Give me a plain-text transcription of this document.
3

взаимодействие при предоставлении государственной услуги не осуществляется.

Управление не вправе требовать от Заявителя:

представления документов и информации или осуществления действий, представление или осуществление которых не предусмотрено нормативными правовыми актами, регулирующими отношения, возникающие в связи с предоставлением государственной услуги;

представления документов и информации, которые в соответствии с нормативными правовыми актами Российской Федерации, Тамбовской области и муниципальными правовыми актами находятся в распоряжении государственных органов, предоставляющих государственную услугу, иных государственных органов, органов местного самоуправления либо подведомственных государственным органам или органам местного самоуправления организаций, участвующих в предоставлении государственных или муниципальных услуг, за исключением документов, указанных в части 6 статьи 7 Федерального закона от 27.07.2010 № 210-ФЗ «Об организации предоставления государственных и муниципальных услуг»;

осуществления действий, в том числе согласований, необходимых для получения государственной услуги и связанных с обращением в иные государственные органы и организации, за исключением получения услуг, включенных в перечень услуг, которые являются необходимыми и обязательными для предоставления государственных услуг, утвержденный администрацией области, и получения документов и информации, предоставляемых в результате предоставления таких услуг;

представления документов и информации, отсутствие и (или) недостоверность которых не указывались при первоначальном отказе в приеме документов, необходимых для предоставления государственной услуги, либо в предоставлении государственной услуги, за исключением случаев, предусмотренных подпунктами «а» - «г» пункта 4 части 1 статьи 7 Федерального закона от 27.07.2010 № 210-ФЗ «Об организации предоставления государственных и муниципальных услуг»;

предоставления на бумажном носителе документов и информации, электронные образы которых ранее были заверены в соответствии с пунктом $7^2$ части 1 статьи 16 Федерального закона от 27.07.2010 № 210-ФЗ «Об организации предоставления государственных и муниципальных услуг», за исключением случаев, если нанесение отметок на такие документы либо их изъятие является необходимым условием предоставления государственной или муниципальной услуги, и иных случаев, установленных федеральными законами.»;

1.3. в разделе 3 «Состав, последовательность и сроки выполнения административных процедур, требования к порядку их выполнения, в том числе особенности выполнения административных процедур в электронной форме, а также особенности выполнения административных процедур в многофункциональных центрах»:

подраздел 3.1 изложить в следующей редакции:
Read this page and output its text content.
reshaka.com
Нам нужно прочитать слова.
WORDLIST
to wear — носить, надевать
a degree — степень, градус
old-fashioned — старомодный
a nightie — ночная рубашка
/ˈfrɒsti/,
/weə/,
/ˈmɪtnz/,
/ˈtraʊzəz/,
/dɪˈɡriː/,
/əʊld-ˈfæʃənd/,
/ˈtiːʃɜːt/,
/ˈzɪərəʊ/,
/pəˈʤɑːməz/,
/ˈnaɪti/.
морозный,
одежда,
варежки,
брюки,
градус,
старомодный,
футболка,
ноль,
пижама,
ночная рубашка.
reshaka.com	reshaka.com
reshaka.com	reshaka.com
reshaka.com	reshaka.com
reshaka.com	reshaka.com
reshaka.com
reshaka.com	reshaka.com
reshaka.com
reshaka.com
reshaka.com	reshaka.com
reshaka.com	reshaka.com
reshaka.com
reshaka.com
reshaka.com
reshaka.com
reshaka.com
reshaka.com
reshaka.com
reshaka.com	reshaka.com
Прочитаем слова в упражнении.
***
OBJECTIVE: Output all of the data again. Match it exactly.

WRITTEN RESPONSE:
Give me a plain-text transcription of this document.
3

взаимодействие при предоставлении государственной услуги не осуществляется.

Управление не вправе требовать от Заявителя:

представления документов и информации или осуществления действий, представление или осуществление которых не предусмотрено нормативными правовыми актами, регулирующими отношения, возникающие в связи с предоставлением государственной услуги;

представления документов и информации, которые в соответствии с нормативными правовыми актами Российской Федерации, Тамбовской области и муниципальными правовыми актами находятся в распоряжении государственных органов, предоставляющих государственную услугу, иных государственных органов, органов местного самоуправления либо подведомственных государственным органам или органам местного самоуправления организаций, участвующих в предоставлении государственных или муниципальных услуг, за исключением документов, указанных в части 6 статьи 7 Федерального закона от 27.07.2010 № 210-ФЗ «Об организации предоставления государственных и муниципальных услуг»;

осуществления действий, в том числе согласований, необходимых для получения государственной услуги и связанных с обращением в иные государственные органы и организации, за исключением получения услуг, включенных в перечень услуг, которые являются необходимыми и обязательными для предоставления государственных услуг, утвержденный администрацией области, и получения документов и информации, предоставляемых в результате предоставления таких услуг;

представления документов и информации, отсутствие и (или) недостоверность которых не указывались при первоначальном отказе в приеме документов, необходимых для предоставления государственной услуги, либо в предоставлении государственной услуги, за исключением случаев, предусмотренных подпунктами «а» - «г» пункта 4 части 1 статьи 7 Федерального закона от 27.07.2010 № 210-ФЗ «Об организации предоставления государственных и муниципальных услуг»;

предоставления на бумажном носителе документов и информации, электронные образы которых ранее были заверены в соответствии с пунктом $7^2$ части 1 статьи 16 Федерального закона от 27.07.2010 № 210-ФЗ «Об организации предоставления государственных и муниципальных услуг», за исключением случаев, если нанесение отметок на такие документы либо их изъятие является необходимым условием предоставления государственной или муниципальной услуги, и иных случаев, установленных федеральными законами.»;

1.3. в разделе 3 «Состав, последовательность и сроки выполнения административных процедур, требования к порядку их выполнения, в том числе особенности выполнения административных процедур в электронной форме, а также особенности выполнения административных процедур в многофункциональных центрах»:

подраздел 3.1 изложить в следующей редакции:
Read this page and output its text content.
reshaka.com
Нам нужно прочитать слова.
WORDLIST
to wear — носить, надевать
a degree — степень, градус
old-fashioned — старомодный
a nightie — ночная рубашка
/ˈfrɒsti/,
/weə/,
/ˈmɪtnz/,
/ˈtraʊzəz/,
/dɪˈɡriː/,
/əʊld-ˈfæʃənd/,
/ˈtiːʃɜːt/,
/ˈzɪərəʊ/,
/pəˈʤɑːməz/,
/ˈnaɪti/.
морозный,
одежда,
варежки,
брюки,
градус,
старомодный,
футболка,
ноль,
пижама,
ночная рубашка.
reshaka.com	reshaka.com
reshaka.com	reshaka.com
reshaka.com	reshaka.com
reshaka.com	reshaka.com
reshaka.com
reshaka.com	reshaka.com
reshaka.com
reshaka.com
reshaka.com	reshaka.com
reshaka.com	reshaka.com
reshaka.com
reshaka.com
reshaka.com
reshaka.com
reshaka.com
reshaka.com
reshaka.com
reshaka.com	reshaka.com
Прочитаем слова в упражнении.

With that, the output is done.